What to do
Below are entries. Pull out all lines containing "intercept".

——

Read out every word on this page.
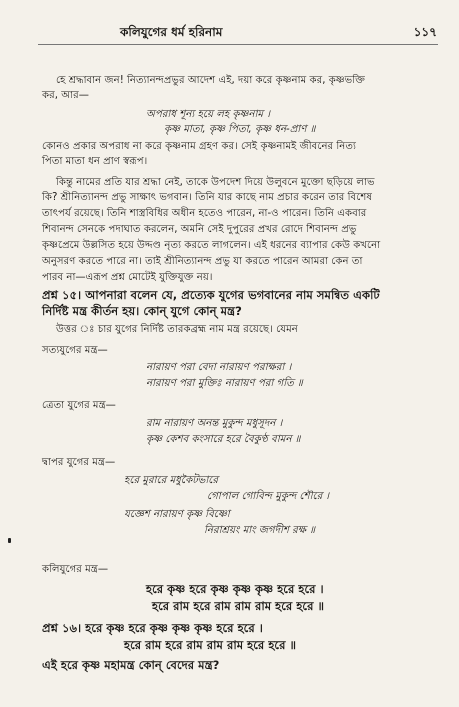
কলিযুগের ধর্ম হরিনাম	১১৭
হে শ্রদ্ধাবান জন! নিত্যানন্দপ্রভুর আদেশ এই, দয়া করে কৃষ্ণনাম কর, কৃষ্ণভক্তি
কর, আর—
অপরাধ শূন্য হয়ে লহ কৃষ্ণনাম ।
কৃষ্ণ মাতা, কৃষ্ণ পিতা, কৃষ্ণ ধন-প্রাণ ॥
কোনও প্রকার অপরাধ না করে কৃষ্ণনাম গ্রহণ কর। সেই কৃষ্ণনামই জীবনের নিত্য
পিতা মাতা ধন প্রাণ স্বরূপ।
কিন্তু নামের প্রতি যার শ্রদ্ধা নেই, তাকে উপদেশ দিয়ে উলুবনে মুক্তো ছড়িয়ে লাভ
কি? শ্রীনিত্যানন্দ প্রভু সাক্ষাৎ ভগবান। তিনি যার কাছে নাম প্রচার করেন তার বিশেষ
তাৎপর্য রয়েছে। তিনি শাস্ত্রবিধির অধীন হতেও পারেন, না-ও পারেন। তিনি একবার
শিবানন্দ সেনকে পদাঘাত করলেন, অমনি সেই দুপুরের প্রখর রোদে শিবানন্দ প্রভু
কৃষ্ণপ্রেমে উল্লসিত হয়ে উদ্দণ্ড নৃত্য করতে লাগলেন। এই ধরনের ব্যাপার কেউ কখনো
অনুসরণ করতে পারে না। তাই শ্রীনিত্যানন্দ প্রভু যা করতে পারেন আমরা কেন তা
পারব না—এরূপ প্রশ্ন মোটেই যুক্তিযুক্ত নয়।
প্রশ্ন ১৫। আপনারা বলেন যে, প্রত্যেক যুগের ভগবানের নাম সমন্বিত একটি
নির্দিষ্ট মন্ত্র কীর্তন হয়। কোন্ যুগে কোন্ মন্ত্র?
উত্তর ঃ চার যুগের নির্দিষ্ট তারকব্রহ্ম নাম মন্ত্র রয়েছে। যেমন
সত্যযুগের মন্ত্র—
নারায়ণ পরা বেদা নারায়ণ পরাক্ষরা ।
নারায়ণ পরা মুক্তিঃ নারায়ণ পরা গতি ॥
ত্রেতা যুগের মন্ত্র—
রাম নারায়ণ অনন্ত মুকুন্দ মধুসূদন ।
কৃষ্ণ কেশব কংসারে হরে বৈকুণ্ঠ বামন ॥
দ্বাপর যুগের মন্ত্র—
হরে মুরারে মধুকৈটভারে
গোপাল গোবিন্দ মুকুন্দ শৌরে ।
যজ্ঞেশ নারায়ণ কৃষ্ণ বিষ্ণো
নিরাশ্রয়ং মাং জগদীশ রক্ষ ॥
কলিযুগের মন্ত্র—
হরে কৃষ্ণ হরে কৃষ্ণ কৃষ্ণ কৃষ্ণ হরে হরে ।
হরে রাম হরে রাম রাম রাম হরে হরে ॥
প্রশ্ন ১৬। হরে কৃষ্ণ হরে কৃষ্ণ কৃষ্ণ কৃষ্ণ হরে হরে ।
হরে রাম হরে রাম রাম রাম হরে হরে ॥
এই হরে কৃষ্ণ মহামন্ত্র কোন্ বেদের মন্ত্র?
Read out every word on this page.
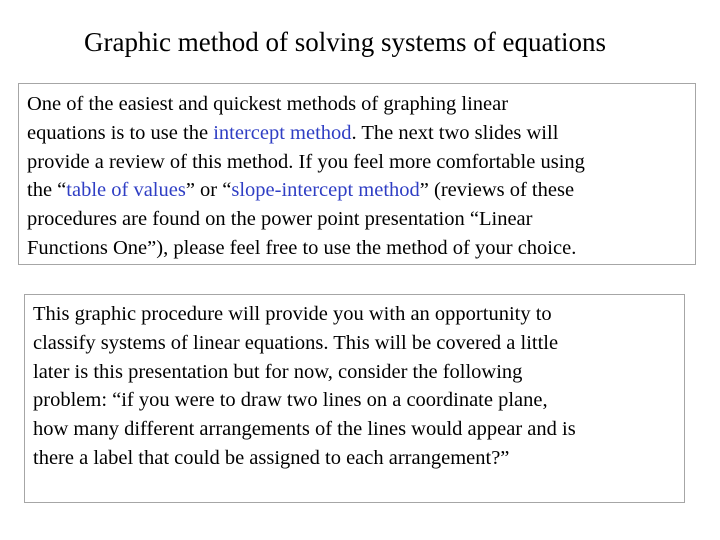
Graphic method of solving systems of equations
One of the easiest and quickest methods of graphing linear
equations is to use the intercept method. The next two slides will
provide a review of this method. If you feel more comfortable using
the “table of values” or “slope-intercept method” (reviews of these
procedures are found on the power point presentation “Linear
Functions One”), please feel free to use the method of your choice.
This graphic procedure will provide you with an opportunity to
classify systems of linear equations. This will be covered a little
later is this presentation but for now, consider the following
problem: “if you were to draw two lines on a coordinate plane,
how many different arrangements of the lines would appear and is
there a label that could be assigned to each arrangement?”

——

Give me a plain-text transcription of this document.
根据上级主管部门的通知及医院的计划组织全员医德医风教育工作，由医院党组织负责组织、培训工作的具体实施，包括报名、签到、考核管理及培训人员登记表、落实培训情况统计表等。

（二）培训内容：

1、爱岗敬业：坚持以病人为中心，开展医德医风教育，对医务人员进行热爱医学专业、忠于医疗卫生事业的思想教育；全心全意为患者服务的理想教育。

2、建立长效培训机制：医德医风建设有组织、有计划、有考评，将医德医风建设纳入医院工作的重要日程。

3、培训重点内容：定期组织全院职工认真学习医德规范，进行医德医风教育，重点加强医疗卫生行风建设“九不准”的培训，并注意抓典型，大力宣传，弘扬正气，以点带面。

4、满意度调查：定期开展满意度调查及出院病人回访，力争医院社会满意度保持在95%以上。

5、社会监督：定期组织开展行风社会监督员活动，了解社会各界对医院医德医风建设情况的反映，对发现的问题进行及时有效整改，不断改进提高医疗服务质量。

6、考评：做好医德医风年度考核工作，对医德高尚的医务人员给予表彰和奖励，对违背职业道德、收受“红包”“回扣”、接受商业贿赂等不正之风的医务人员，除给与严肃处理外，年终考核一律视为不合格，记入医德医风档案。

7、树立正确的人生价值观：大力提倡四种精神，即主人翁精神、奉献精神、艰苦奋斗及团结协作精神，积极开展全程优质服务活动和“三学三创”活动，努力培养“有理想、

——

Answer below
equations is to use the intercept method. The next two slides will
the “table of values” or “slope-intercept method” (reviews of these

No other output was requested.